EXTRACT:
· · · ·

Pan-Atlantic 3D distribution model incorporating water column for commercial fish

Fisheries have a crucial contribution, with animal protein supply and economic income, to the subsistence and blue economy of several human societies of the Atlantic Ocean, the second largest water body in the planet. However, an accurate distribution of commercial fish across the Atlantic and through the water column is still unknown. The wide use of Species Distribution Models (SDMs) for marine fish mapping generally faces two shortcomings: (i) ignoring the vertical dimension of the ocean; and (ii) ignoring the ecological niche theory in the model fitting. Our aim is to develop 3D habitat models of the main commercial fishes across the Atlantic Ocean, accounting for 67 % of the total biomass catches, to provide an enhanced spatial representation of the environmental niche of the fish species. In particular, here we (1) explore the macroecological patterns testing if latitudinal-vertical distribution of main commercial fish species follows the isothermal distribution across the Atlantic ocean; (2) apply a novel 3D modelling approach incorporating depth dimension into the environmental data and based exclusively on public species occurrence data; (3) use Shape-Constrained Generalized Additive Models (SC-GAMs) to build SDMs in accordance with the ecological niche theory (GAM-NICHE model), avoiding potential model overfitting and hence allowing automatic model selection; and (4) estimate potential fish catch biomass in the 3D space based on the species probability of occurrence. Our results indicated that latitudinal-vertical distribution follows the prevailing isothermal distribution in the ocean, confirming that an accurate representation of stock distributions needs 3D modelling and incorporate explicitly depth dimension into the environmental data. The species response curves to 3D environmental gradients for the 30 main commercial fish species of the Atlantic yielded very good model accuracy performance (78–98 %). The developed 3D models of fish occurrence probability have the capability to be improved with the updates of new data for data-poor species, and to be projected under climate change scenarios. The obtained 3D maps conform useful and new knowledge that may help policy makers to balance the need for environmental protection with sustainable marine resource exploitation of the Atlantic Ocean.

· · · ·

PROVIDED RECORDS:
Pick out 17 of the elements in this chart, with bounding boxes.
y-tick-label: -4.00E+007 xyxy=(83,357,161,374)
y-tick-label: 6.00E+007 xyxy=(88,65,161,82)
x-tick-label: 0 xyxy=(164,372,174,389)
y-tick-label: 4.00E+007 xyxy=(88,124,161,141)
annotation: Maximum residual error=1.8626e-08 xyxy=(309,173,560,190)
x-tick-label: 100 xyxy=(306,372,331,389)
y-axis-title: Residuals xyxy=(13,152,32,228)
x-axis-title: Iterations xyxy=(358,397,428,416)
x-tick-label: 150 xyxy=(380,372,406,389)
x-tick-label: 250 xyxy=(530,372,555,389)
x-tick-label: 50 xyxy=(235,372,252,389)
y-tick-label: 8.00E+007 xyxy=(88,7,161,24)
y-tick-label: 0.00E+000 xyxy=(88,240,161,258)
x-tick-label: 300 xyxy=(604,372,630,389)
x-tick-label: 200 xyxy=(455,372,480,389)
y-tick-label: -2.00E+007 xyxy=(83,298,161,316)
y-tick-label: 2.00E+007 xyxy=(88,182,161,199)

· · · ·

WHAT TO PRODUCE: Using the text on 3D distribution models for Atlantic commercial fish, explain in one to three sentences why Shape-Constrained Generalized Additive Models are used to build the species distribution models.

SOLUTION FOR THIS PROBLEM: They build the models in line with ecological niche theory (the GAM-NICHE model). This avoids potential model overfitting and so allows automatic model selection.